— Begin —
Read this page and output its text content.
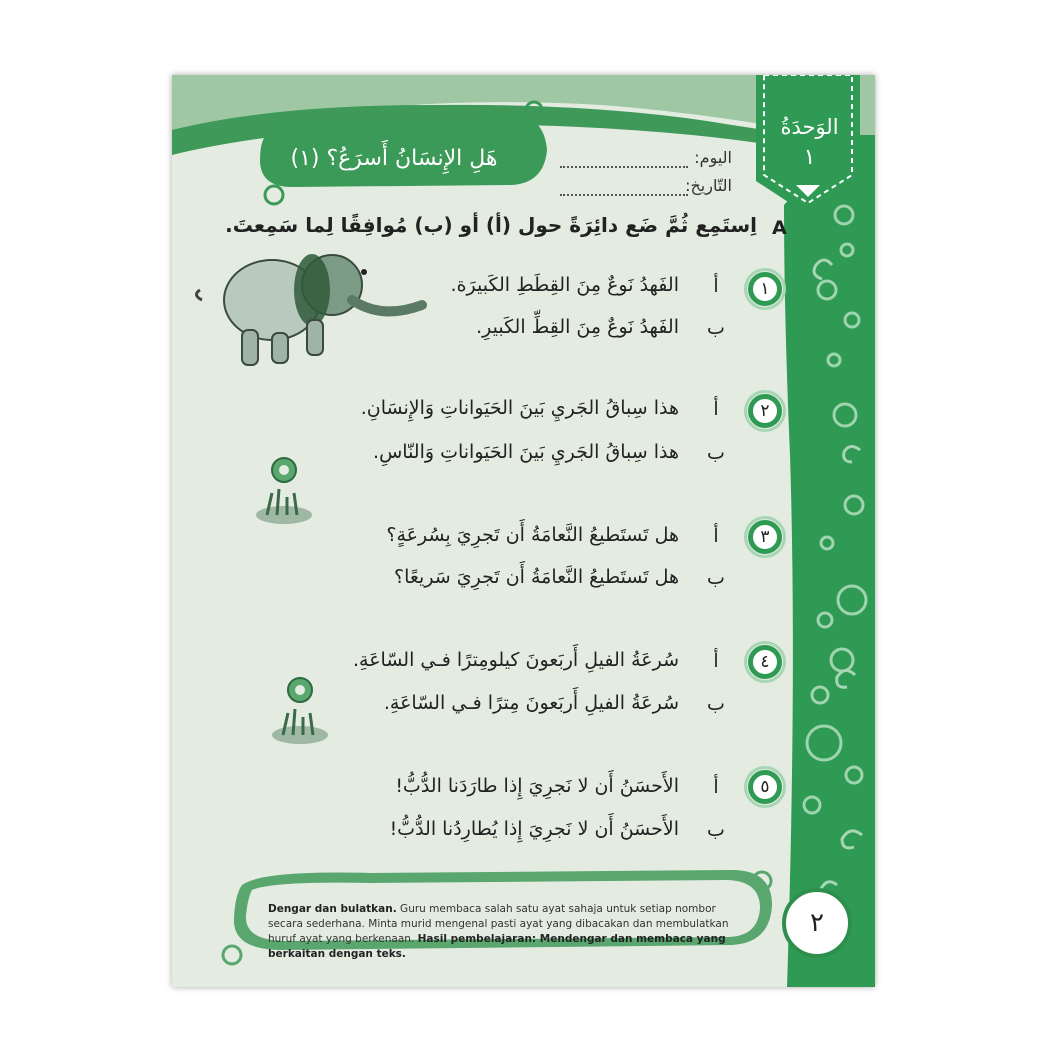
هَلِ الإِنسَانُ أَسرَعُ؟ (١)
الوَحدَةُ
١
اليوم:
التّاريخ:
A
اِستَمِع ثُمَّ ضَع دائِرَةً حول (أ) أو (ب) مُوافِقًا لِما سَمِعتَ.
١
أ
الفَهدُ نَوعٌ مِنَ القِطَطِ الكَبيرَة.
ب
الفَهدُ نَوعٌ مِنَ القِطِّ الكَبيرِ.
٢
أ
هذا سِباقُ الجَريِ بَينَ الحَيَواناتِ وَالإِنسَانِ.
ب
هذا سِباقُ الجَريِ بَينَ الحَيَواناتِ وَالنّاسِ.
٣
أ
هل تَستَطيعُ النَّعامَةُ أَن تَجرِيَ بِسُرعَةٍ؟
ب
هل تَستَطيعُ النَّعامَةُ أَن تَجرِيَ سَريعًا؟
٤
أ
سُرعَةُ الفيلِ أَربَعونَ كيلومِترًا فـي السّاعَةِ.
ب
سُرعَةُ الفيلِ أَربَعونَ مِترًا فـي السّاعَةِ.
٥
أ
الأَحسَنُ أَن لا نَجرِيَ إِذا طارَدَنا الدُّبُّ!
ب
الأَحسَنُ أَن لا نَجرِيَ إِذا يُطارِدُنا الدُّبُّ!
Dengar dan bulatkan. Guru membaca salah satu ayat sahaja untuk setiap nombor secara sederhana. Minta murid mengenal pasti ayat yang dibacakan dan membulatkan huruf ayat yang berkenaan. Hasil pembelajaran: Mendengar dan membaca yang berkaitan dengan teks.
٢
— End —
— Begin —
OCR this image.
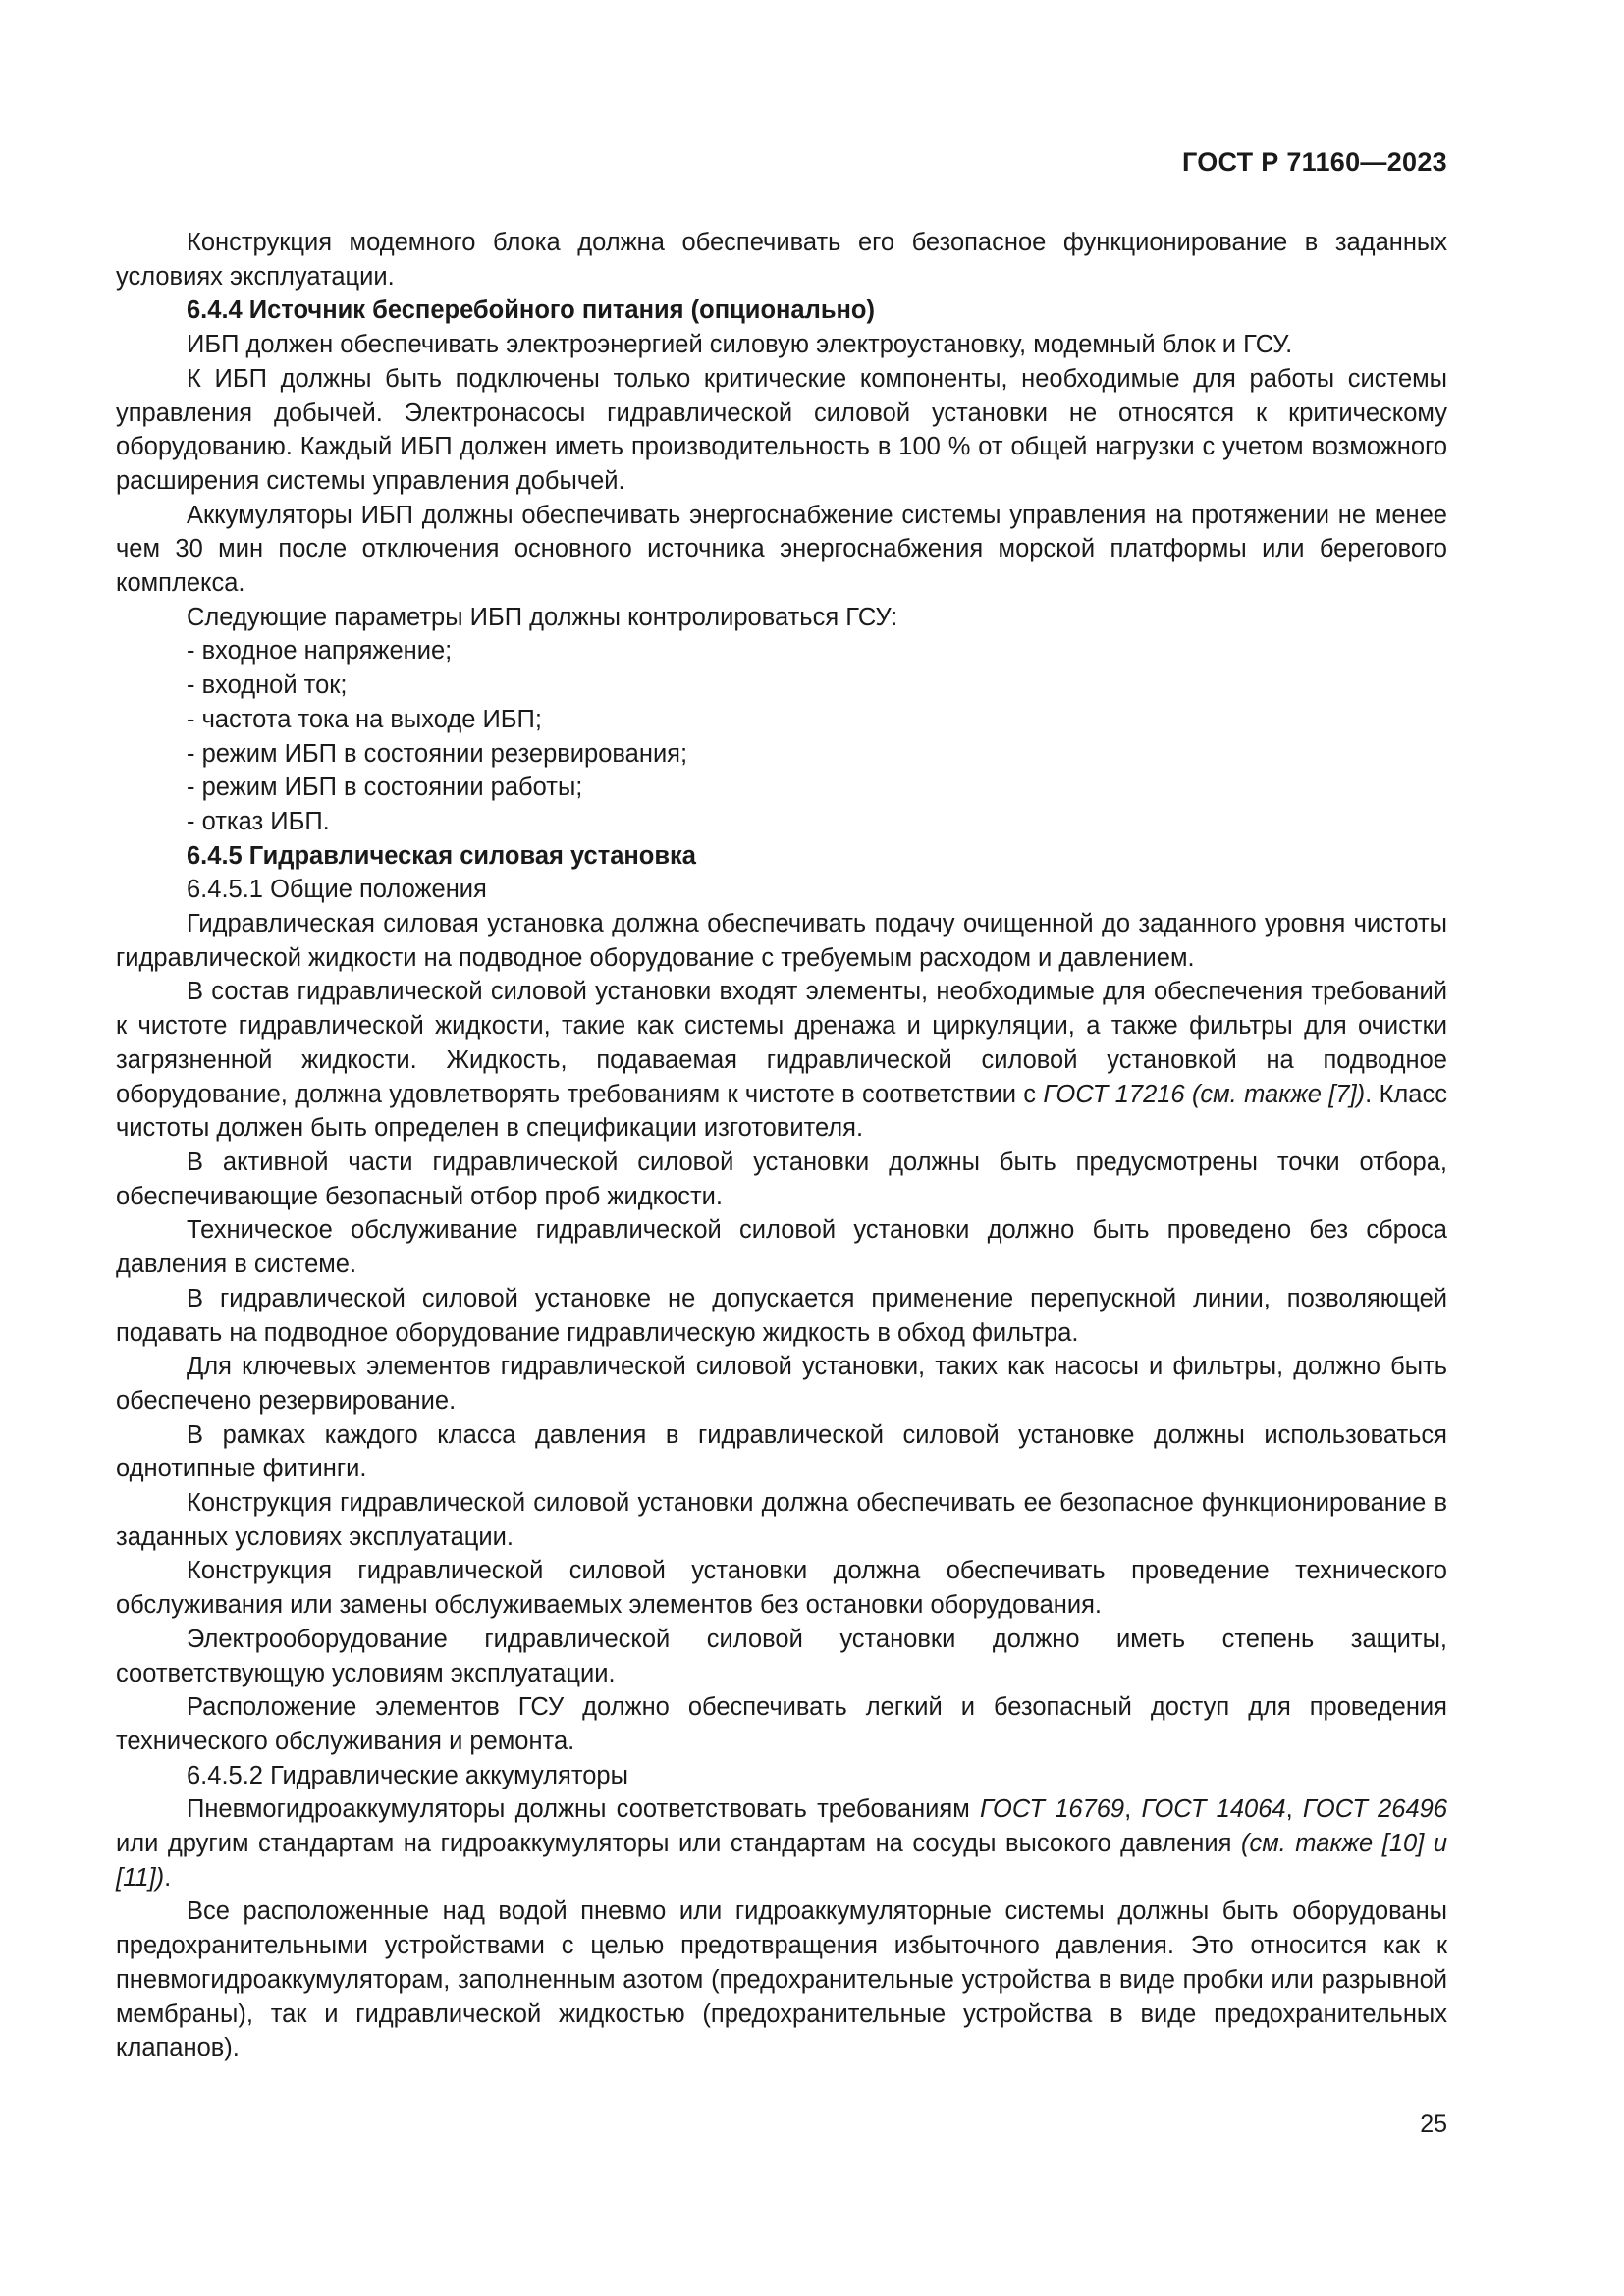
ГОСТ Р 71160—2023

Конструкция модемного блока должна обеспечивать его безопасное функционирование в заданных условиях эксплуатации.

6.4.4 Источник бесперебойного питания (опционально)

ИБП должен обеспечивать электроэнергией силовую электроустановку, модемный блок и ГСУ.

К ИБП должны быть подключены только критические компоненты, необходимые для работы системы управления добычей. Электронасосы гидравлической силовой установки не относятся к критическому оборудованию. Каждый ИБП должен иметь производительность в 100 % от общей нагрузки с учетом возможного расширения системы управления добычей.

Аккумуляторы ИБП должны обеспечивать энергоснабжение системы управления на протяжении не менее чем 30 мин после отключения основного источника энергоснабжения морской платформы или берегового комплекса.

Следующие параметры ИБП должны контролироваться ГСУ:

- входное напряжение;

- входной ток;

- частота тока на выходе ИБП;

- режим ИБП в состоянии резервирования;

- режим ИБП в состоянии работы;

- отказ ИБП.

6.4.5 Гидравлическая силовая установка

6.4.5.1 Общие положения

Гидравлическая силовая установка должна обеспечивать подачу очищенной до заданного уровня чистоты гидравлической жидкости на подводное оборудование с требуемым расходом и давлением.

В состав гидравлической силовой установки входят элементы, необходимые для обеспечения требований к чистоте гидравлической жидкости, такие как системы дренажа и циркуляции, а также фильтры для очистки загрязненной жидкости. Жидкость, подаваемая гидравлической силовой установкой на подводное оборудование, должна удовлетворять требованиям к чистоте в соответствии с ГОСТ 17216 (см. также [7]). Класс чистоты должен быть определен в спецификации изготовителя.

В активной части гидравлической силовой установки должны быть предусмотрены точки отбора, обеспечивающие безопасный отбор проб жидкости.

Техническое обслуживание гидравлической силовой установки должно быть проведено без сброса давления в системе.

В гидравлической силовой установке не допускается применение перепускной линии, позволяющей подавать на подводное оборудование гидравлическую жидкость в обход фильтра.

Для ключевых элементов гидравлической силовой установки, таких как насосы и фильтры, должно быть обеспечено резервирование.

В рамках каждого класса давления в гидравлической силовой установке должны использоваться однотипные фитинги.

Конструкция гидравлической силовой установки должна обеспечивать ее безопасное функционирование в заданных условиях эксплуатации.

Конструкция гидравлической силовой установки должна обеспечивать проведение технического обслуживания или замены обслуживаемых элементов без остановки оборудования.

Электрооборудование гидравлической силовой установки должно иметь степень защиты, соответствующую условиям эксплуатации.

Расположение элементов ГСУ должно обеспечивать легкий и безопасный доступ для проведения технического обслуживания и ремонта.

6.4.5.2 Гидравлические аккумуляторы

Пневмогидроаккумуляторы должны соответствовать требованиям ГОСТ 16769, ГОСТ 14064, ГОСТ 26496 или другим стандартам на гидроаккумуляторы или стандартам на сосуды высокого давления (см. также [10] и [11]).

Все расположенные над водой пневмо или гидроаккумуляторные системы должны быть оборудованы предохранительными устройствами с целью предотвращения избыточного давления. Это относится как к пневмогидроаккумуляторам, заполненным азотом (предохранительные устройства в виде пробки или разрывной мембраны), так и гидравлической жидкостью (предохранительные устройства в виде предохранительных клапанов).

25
— End —
— Begin —
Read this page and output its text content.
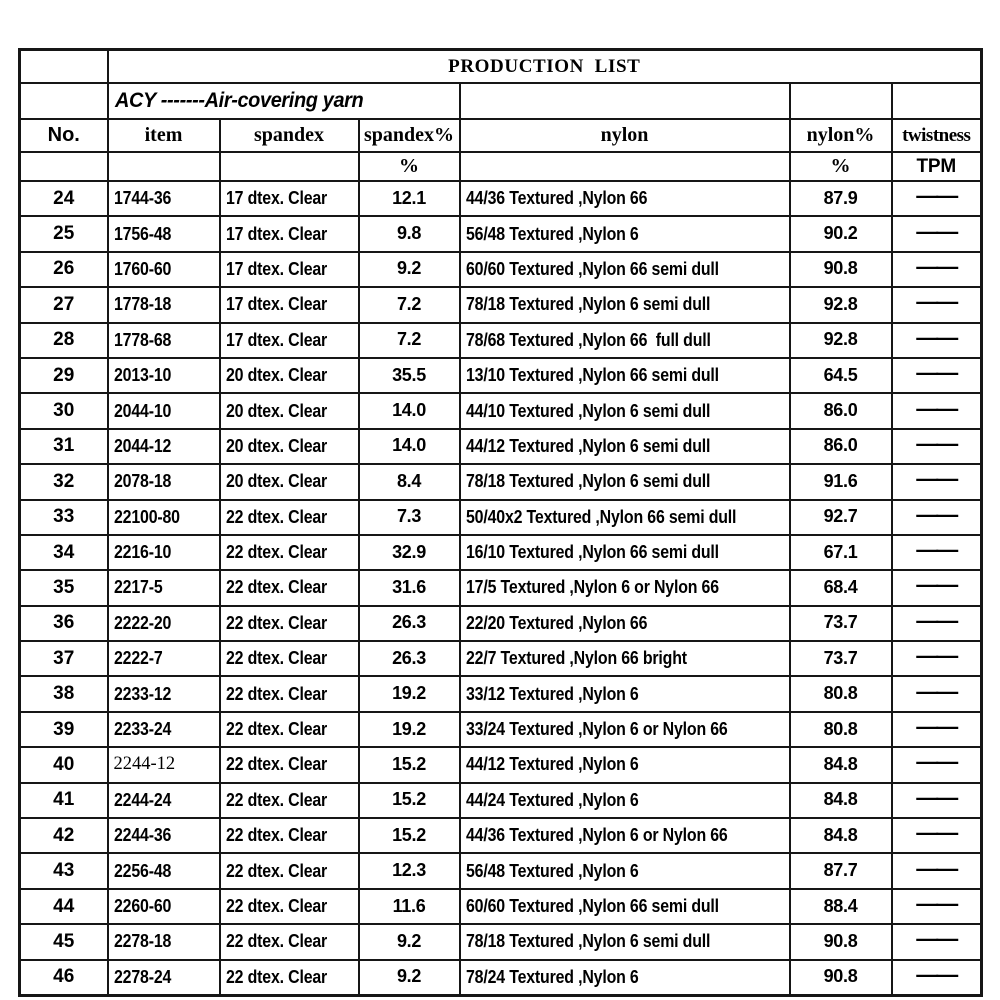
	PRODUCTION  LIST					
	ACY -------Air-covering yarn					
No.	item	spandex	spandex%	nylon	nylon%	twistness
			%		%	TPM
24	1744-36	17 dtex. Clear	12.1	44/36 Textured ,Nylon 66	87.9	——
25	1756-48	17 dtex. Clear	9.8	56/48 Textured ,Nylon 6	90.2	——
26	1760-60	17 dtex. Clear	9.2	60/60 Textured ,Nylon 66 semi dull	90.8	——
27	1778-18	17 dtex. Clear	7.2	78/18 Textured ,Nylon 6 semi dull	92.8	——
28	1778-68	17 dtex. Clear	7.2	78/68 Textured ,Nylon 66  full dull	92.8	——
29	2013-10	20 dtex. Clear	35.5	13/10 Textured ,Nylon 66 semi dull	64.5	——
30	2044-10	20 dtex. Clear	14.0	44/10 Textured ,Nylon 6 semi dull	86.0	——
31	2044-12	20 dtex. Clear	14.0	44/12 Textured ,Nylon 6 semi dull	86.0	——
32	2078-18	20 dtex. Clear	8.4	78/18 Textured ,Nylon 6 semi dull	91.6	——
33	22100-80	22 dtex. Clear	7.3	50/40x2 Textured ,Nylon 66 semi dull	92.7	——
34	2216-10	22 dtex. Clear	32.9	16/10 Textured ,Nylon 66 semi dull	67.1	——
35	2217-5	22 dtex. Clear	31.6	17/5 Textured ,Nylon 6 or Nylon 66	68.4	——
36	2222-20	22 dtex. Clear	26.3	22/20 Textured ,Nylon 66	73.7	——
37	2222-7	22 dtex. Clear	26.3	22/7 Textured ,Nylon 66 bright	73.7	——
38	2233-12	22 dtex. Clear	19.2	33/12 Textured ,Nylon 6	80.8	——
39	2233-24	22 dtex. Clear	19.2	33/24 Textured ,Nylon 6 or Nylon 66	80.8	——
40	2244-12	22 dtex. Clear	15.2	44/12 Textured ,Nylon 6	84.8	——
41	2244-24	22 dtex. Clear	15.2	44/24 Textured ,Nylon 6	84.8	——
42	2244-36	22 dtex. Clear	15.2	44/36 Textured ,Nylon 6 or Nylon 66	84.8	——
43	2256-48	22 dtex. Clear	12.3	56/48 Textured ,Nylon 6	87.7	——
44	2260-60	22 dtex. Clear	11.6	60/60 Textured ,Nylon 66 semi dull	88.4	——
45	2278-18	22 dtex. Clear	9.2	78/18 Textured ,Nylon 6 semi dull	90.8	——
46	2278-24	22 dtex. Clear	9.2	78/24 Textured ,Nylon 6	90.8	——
— End —
Within the entries above, work out how many lines contain the word "силовая". The number alone is the answer.

- [ANSWER FOR THIS EXERCISE]:
2